- Problem requirements:
Extract every line of the items below verbatim, leaving out the pictures.

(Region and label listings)
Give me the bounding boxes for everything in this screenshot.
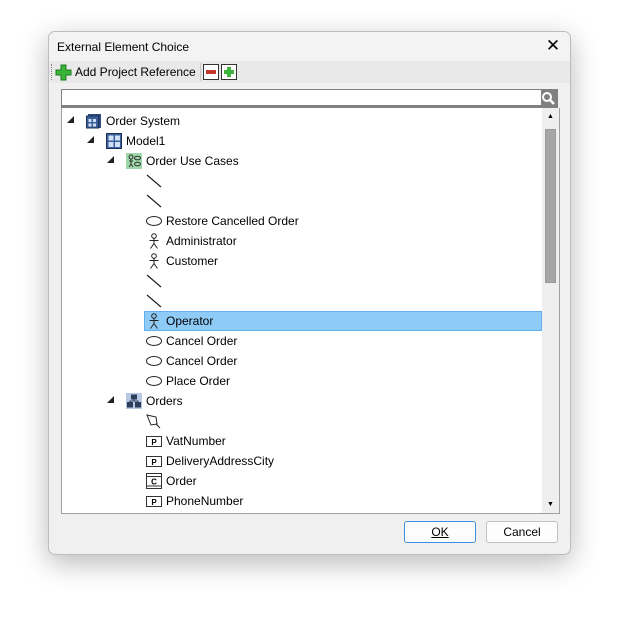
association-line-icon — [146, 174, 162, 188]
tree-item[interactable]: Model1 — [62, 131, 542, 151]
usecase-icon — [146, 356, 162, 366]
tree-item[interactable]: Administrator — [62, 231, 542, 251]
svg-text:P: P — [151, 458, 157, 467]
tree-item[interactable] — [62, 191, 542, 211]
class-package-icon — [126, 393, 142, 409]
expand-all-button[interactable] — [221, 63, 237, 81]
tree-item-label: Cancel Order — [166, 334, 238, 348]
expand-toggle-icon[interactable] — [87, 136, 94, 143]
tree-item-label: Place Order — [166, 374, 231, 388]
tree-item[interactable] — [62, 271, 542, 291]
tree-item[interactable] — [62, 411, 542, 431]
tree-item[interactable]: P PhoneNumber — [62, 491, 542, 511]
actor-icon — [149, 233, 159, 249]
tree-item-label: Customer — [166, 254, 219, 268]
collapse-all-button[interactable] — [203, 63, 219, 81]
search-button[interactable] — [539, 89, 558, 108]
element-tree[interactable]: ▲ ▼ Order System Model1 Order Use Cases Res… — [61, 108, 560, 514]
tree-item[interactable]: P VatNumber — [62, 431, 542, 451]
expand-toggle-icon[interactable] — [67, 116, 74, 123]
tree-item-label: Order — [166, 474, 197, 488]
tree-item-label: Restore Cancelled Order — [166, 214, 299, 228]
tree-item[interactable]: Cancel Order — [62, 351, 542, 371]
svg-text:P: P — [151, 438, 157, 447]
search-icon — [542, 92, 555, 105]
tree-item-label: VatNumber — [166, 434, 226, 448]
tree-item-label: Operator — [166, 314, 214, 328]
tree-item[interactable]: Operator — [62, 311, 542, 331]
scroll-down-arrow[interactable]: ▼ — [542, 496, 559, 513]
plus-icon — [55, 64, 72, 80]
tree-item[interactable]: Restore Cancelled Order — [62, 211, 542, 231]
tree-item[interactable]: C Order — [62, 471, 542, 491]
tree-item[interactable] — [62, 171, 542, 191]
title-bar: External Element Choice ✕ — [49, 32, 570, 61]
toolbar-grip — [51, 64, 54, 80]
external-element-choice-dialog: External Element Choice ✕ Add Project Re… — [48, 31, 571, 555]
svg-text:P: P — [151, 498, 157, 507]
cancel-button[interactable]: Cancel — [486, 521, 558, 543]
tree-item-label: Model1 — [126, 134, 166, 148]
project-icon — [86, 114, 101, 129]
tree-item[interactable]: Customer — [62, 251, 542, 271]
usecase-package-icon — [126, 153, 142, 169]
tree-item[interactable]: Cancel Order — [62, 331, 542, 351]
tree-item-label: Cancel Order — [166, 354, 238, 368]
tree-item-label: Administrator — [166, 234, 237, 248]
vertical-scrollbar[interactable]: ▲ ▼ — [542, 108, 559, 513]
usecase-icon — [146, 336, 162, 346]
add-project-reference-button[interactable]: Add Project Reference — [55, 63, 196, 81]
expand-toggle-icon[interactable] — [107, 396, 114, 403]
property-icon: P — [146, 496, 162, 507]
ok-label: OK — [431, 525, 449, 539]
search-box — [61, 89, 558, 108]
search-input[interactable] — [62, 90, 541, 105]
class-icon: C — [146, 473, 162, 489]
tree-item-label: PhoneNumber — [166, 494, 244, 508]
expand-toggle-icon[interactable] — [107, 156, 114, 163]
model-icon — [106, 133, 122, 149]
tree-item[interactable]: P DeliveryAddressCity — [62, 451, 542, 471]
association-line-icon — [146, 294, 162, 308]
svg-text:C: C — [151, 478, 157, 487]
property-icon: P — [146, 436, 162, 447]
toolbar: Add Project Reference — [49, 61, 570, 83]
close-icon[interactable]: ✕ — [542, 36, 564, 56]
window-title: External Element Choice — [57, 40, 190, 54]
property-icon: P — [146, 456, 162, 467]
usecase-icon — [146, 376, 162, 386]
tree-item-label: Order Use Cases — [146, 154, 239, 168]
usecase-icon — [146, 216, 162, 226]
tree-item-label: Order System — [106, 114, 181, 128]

- The solution:
Give me the bounding boxes for everything in this screenshot.
association-line-icon — [146, 174, 162, 188]
tree-item[interactable]: Model1 — [62, 131, 542, 151]
usecase-icon — [146, 356, 162, 366]
tree-item[interactable]: Administrator — [62, 231, 542, 251]
svg-text:P: P — [151, 458, 157, 467]
tree-item[interactable] — [62, 191, 542, 211]
class-package-icon — [126, 393, 142, 409]
expand-all-button[interactable] — [221, 63, 237, 81]
tree-item-label: Cancel Order — [166, 334, 238, 348]
expand-toggle-icon[interactable] — [87, 136, 94, 143]
tree-item-label: Place Order — [166, 374, 231, 388]
tree-item[interactable] — [62, 271, 542, 291]
tree-item[interactable] — [62, 411, 542, 431]
tree-item[interactable]: P PhoneNumber — [62, 491, 542, 511]
actor-icon — [149, 233, 159, 249]
tree-item-label: Customer — [166, 254, 219, 268]
collapse-all-button[interactable] — [203, 63, 219, 81]
search-button[interactable] — [539, 89, 558, 108]
element-tree[interactable]: ▲ ▼ Order System Model1 Order Use Cases Res… — [61, 108, 560, 514]
tree-item[interactable]: P VatNumber — [62, 431, 542, 451]
expand-toggle-icon[interactable] — [67, 116, 74, 123]
tree-item-label: Order — [166, 474, 197, 488]
tree-item-label: Restore Cancelled Order — [166, 214, 299, 228]
tree-item[interactable]: Cancel Order — [62, 351, 542, 371]
svg-text:P: P — [151, 438, 157, 447]
search-icon — [542, 92, 555, 105]
tree-item-label: VatNumber — [166, 434, 226, 448]
tree-item-label: Operator — [166, 314, 214, 328]
tree-item[interactable]: Operator — [62, 311, 542, 331]
scroll-down-arrow[interactable]: ▼ — [542, 496, 559, 513]
plus-icon — [55, 64, 72, 80]
tree-item[interactable]: Restore Cancelled Order — [62, 211, 542, 231]
tree-item[interactable]: C Order — [62, 471, 542, 491]
tree-item[interactable] — [62, 171, 542, 191]
title-bar: External Element Choice ✕ — [49, 32, 570, 61]
toolbar-grip — [51, 64, 54, 80]
external-element-choice-dialog: External Element Choice ✕ Add Project Re… — [48, 31, 571, 555]
svg-text:P: P — [151, 498, 157, 507]
cancel-button[interactable]: Cancel — [486, 521, 558, 543]
tree-item-label: Model1 — [126, 134, 166, 148]
project-icon — [86, 114, 101, 129]
tree-item[interactable]: Customer — [62, 251, 542, 271]
usecase-package-icon — [126, 153, 142, 169]
tree-item[interactable]: Cancel Order — [62, 331, 542, 351]
tree-item-label: Cancel Order — [166, 354, 238, 368]
tree-item-label: Administrator — [166, 234, 237, 248]
vertical-scrollbar[interactable]: ▲ ▼ — [542, 108, 559, 513]
usecase-icon — [146, 336, 162, 346]
add-project-reference-button[interactable]: Add Project Reference — [55, 63, 196, 81]
expand-toggle-icon[interactable] — [107, 396, 114, 403]
property-icon: P — [146, 496, 162, 507]
ok-label: OK — [431, 525, 449, 539]
search-box — [61, 89, 558, 108]
search-input[interactable] — [62, 90, 541, 105]
class-icon: C — [146, 473, 162, 489]
tree-item-label: PhoneNumber — [166, 494, 244, 508]
expand-toggle-icon[interactable] — [107, 156, 114, 163]
model-icon — [106, 133, 122, 149]
tree-item[interactable]: P DeliveryAddressCity — [62, 451, 542, 471]
association-line-icon — [146, 294, 162, 308]
svg-text:C: C — [151, 478, 157, 487]
property-icon: P — [146, 436, 162, 447]
toolbar: Add Project Reference — [49, 61, 570, 83]
close-icon[interactable]: ✕ — [542, 36, 564, 56]
window-title: External Element Choice — [57, 40, 190, 54]
property-icon: P — [146, 456, 162, 467]
usecase-icon — [146, 376, 162, 386]
tree-item-label: Order Use Cases — [146, 154, 239, 168]
usecase-icon — [146, 216, 162, 226]
tree-item-label: Order System — [106, 114, 181, 128]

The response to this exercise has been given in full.